**Stated goal:**
Copy every one of the records below word for word, but leave out the pictures.

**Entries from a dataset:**

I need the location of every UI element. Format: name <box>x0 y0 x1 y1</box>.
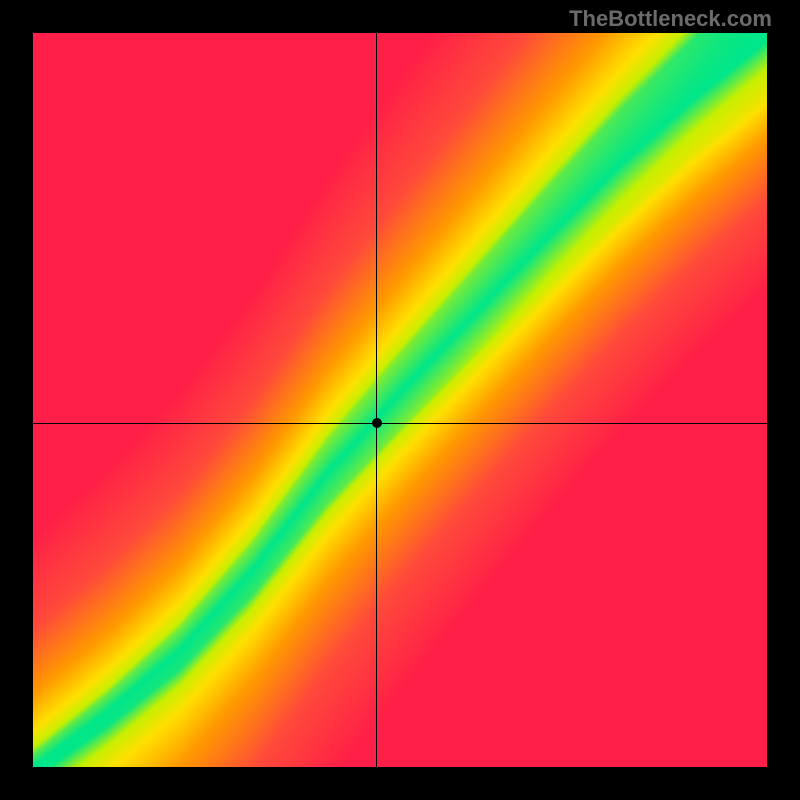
heatmap-canvas <box>33 33 767 767</box>
crosshair-vertical <box>376 33 377 767</box>
watermark-text: TheBottleneck.com <box>569 6 772 32</box>
crosshair-horizontal <box>33 423 767 424</box>
crosshair-marker-dot <box>372 418 382 428</box>
heatmap-plot <box>33 33 767 767</box>
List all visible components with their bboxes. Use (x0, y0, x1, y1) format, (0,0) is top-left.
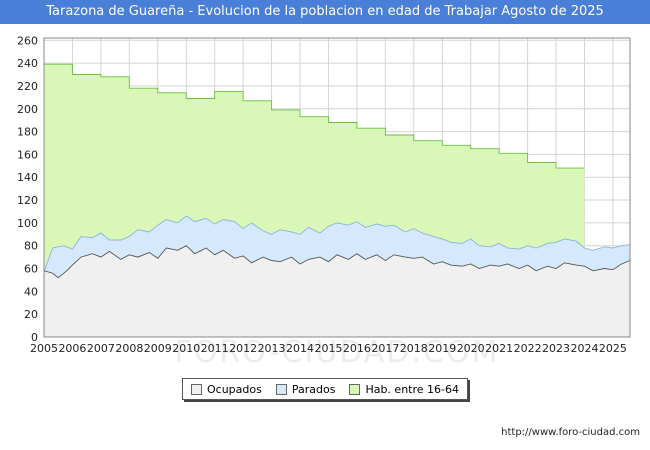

**The output:**
I need the location of every UI element. Format: name <box>x0 y0 x1 y1</box>.
heatmap-canvas <box>33 33 767 767</box>
crosshair-vertical <box>376 33 377 767</box>
watermark-text: TheBottleneck.com <box>569 6 772 32</box>
crosshair-horizontal <box>33 423 767 424</box>
crosshair-marker-dot <box>372 418 382 428</box>
heatmap-plot <box>33 33 767 767</box>
List all visible components with their bboxes. Use (x0, y0, x1, y1) format, (0,0) is top-left.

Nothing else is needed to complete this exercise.